[Lines of data]

****************************************

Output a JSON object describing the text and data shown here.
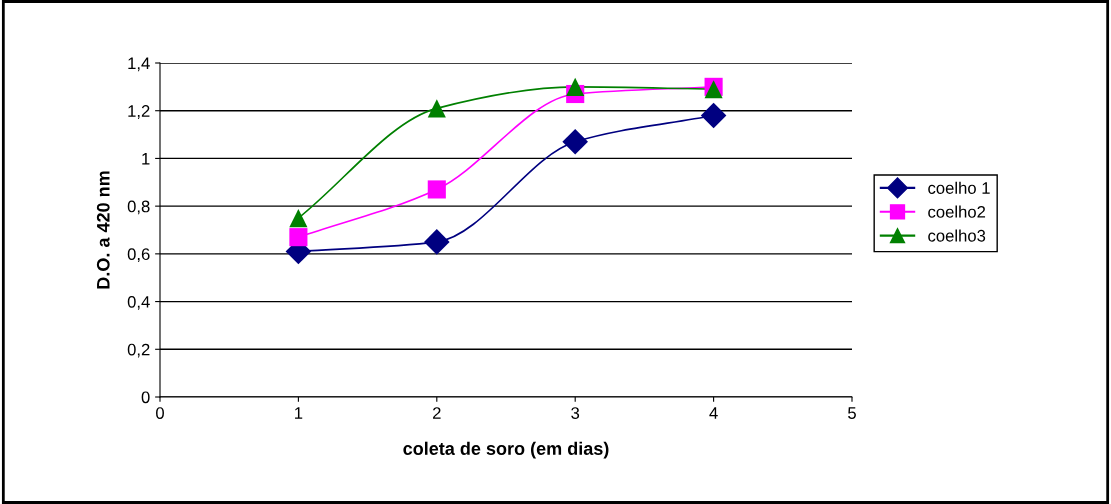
{
  "chart_data": {
    "type": "line",
    "xlabel": "coleta de soro (em dias)",
    "ylabel": "D.O. a 420 nm",
    "x": [
      1,
      2,
      3,
      4
    ],
    "series": [
      {
        "name": "coelho 1",
        "color": "#000080",
        "marker": "diamond",
        "values": [
          0.61,
          0.65,
          1.07,
          1.18
        ]
      },
      {
        "name": "coelho2",
        "color": "#ff00ff",
        "marker": "square",
        "values": [
          0.67,
          0.87,
          1.27,
          1.3
        ]
      },
      {
        "name": "coelho3",
        "color": "#008000",
        "marker": "triangle",
        "values": [
          0.75,
          1.21,
          1.3,
          1.29
        ]
      }
    ],
    "xlim": [
      0,
      5
    ],
    "xticks": [
      0,
      1,
      2,
      3,
      4,
      5
    ],
    "ylim": [
      0,
      1.4
    ],
    "yticks": [
      0,
      {
        "value": 0.2,
        "label": "0,2"
      },
      {
        "value": 0.4,
        "label": "0,4"
      },
      {
        "value": 0.6,
        "label": "0,6"
      },
      {
        "value": 0.8,
        "label": "0,8"
      },
      1,
      {
        "value": 1.2,
        "label": "1,2"
      },
      {
        "value": 1.4,
        "label": "1,4"
      }
    ],
    "grid": "y",
    "legend": "right",
    "line_style": "solid"
  }
}
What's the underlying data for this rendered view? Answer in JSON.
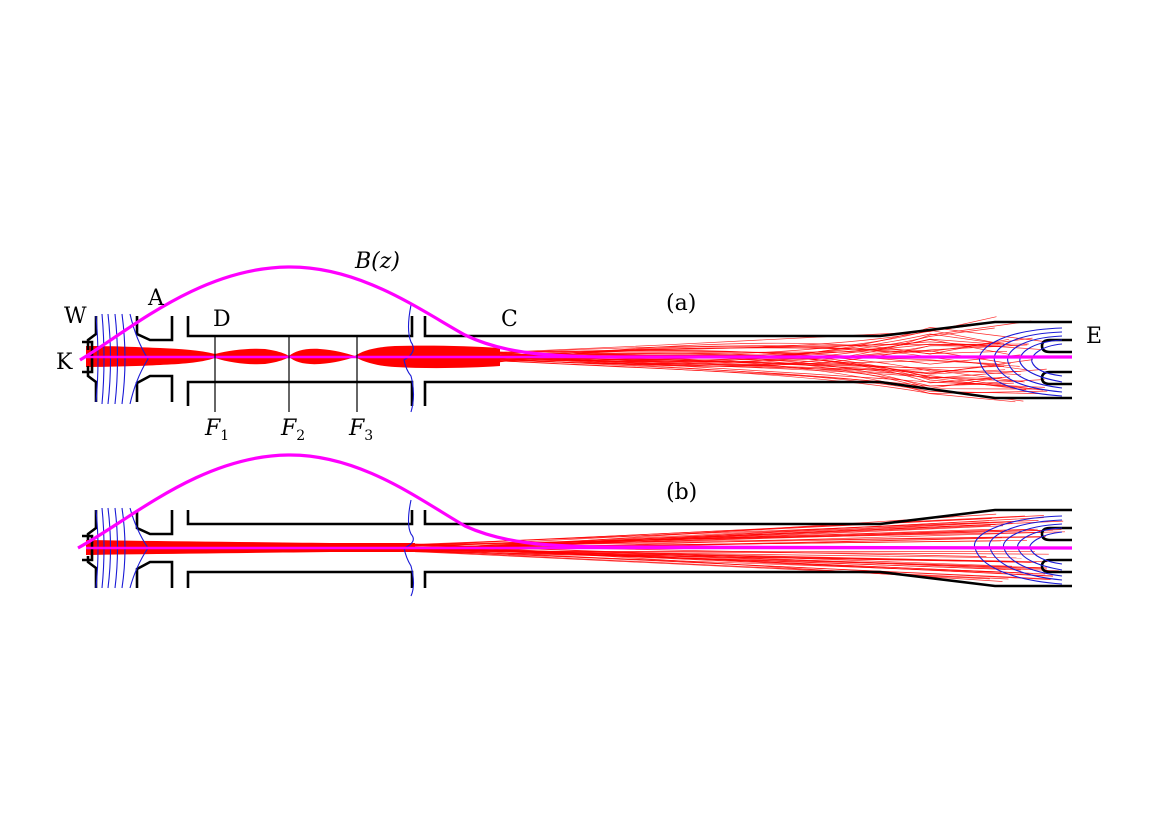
{
  "labels": {
    "W": "W",
    "A": "A",
    "K": "K",
    "D": "D",
    "C": "C",
    "E": "E",
    "bfield": "B(z)",
    "panel_a": "(a)",
    "panel_b": "(b)",
    "F1": "F",
    "F1_sub": "1",
    "F2": "F",
    "F2_sub": "2",
    "F3": "F",
    "F3_sub": "3"
  },
  "colors": {
    "walls": "#000000",
    "equipotentials": "#1a1ad6",
    "trajectories": "#ff0000",
    "magnetic_field": "#ff00ff"
  }
}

****************************************

* [Goal of the exercise]: Copy every line above word for word and exclude the pictures.

* [The reply]:
Output a JSON object describing the text and data shown here.
{
  "chart_data": {
    "type": "line",
    "xlabel": "coleta de soro (em dias)",
    "ylabel": "D.O. a 420 nm",
    "x": [
      1,
      2,
      3,
      4
    ],
    "series": [
      {
        "name": "coelho 1",
        "color": "#000080",
        "marker": "diamond",
        "values": [
          0.61,
          0.65,
          1.07,
          1.18
        ]
      },
      {
        "name": "coelho2",
        "color": "#ff00ff",
        "marker": "square",
        "values": [
          0.67,
          0.87,
          1.27,
          1.3
        ]
      },
      {
        "name": "coelho3",
        "color": "#008000",
        "marker": "triangle",
        "values": [
          0.75,
          1.21,
          1.3,
          1.29
        ]
      }
    ],
    "xlim": [
      0,
      5
    ],
    "xticks": [
      0,
      1,
      2,
      3,
      4,
      5
    ],
    "ylim": [
      0,
      1.4
    ],
    "yticks": [
      0,
      {
        "value": 0.2,
        "label": "0,2"
      },
      {
        "value": 0.4,
        "label": "0,4"
      },
      {
        "value": 0.6,
        "label": "0,6"
      },
      {
        "value": 0.8,
        "label": "0,8"
      },
      1,
      {
        "value": 1.2,
        "label": "1,2"
      },
      {
        "value": 1.4,
        "label": "1,4"
      }
    ],
    "grid": "y",
    "legend": "right",
    "line_style": "solid"
  }
}
What's the underlying data for this rendered view? Answer in JSON.
{
  "labels": {
    "W": "W",
    "A": "A",
    "K": "K",
    "D": "D",
    "C": "C",
    "E": "E",
    "bfield": "B(z)",
    "panel_a": "(a)",
    "panel_b": "(b)",
    "F1": "F",
    "F1_sub": "1",
    "F2": "F",
    "F2_sub": "2",
    "F3": "F",
    "F3_sub": "3"
  },
  "colors": {
    "walls": "#000000",
    "equipotentials": "#1a1ad6",
    "trajectories": "#ff0000",
    "magnetic_field": "#ff00ff"
  }
}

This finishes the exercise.